§ **WHAT YOU HAVE TO DO**: Examine each line of the data. Copy those that contain the string "name".

§ **STORED RECORDS**:

^^^^

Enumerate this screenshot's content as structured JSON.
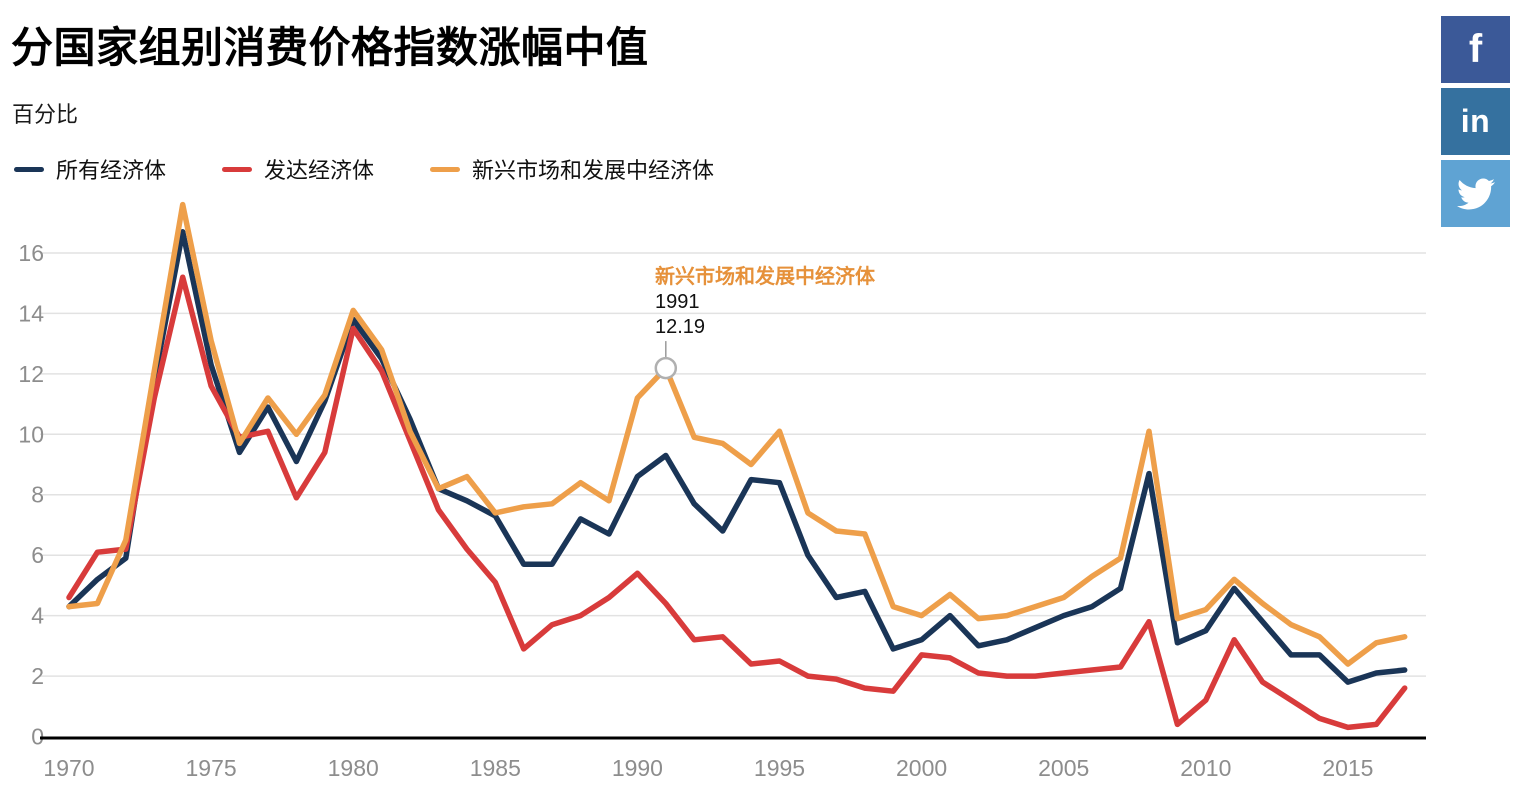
{
  "header": {
    "title": "分国家组别消费价格指数涨幅中值",
    "subtitle": "百分比"
  },
  "tooltip": {
    "year": "1991",
    "value": "12.19",
    "color": "#e6913a"
  },
  "social": {
    "facebook_label": "f",
    "linkedin_label": "in",
    "facebook_color": "#3b5998",
    "linkedin_color": "#35719f",
    "twitter_color": "#5fa3d3"
  },
  "chart_data": {
    "type": "line",
    "title": "分国家组别消费价格指数涨幅中值",
    "ylabel": "百分比",
    "grid": true,
    "legend_position": "top-left",
    "xticks": [
      1970,
      1975,
      1980,
      1985,
      1990,
      1995,
      2000,
      2005,
      2010,
      2015
    ],
    "yticks": [
      0,
      2,
      4,
      6,
      8,
      10,
      12,
      14,
      16
    ],
    "ylim": [
      0,
      17.7
    ],
    "x": [
      1970,
      1971,
      1972,
      1973,
      1974,
      1975,
      1976,
      1977,
      1978,
      1979,
      1980,
      1981,
      1982,
      1983,
      1984,
      1985,
      1986,
      1987,
      1988,
      1989,
      1990,
      1991,
      1992,
      1993,
      1994,
      1995,
      1996,
      1997,
      1998,
      1999,
      2000,
      2001,
      2002,
      2003,
      2004,
      2005,
      2006,
      2007,
      2008,
      2009,
      2010,
      2011,
      2012,
      2013,
      2014,
      2015,
      2016,
      2017
    ],
    "series": [
      {
        "name": "所有经济体",
        "color": "#1a3557",
        "values": [
          4.3,
          5.2,
          5.9,
          11.8,
          16.7,
          12.3,
          9.4,
          10.9,
          9.1,
          11.1,
          13.8,
          12.5,
          10.5,
          8.2,
          7.8,
          7.3,
          5.7,
          5.7,
          7.2,
          6.7,
          8.6,
          9.3,
          7.7,
          6.8,
          8.5,
          8.4,
          6.0,
          4.6,
          4.8,
          2.9,
          3.2,
          4.0,
          3.0,
          3.2,
          3.6,
          4.0,
          4.3,
          4.9,
          8.7,
          3.1,
          3.5,
          4.9,
          3.8,
          2.7,
          2.7,
          1.8,
          2.1,
          2.2
        ]
      },
      {
        "name": "发达经济体",
        "color": "#d83b3b",
        "values": [
          4.6,
          6.1,
          6.2,
          11.2,
          15.2,
          11.6,
          9.9,
          10.1,
          7.9,
          9.4,
          13.5,
          12.1,
          9.8,
          7.5,
          6.2,
          5.1,
          2.9,
          3.7,
          4.0,
          4.6,
          5.4,
          4.4,
          3.2,
          3.3,
          2.4,
          2.5,
          2.0,
          1.9,
          1.6,
          1.5,
          2.7,
          2.6,
          2.1,
          2.0,
          2.0,
          2.1,
          2.2,
          2.3,
          3.8,
          0.4,
          1.2,
          3.2,
          1.8,
          1.2,
          0.6,
          0.3,
          0.4,
          1.6
        ]
      },
      {
        "name": "新兴市场和发展中经济体",
        "color": "#ee9f4a",
        "values": [
          4.3,
          4.4,
          6.5,
          12.1,
          17.6,
          13.1,
          9.7,
          11.2,
          10.0,
          11.3,
          14.1,
          12.8,
          10.1,
          8.2,
          8.6,
          7.4,
          7.6,
          7.7,
          8.4,
          7.8,
          11.2,
          12.19,
          9.9,
          9.7,
          9.0,
          10.1,
          7.4,
          6.8,
          6.7,
          4.3,
          4.0,
          4.7,
          3.9,
          4.0,
          4.3,
          4.6,
          5.3,
          5.9,
          10.1,
          3.9,
          4.2,
          5.2,
          4.4,
          3.7,
          3.3,
          2.4,
          3.1,
          3.3
        ]
      }
    ],
    "annotation": {
      "series_index": 2,
      "year": 1991,
      "value": 12.19
    }
  }
}
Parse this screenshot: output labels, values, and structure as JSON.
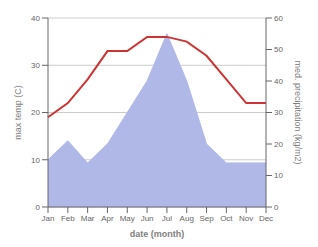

^^^^

§ **EXERCISE SOLUTION**:
        "name": "所有经济体",
        "name": "发达经济体",
        "name": "新兴市场和发展中经济体",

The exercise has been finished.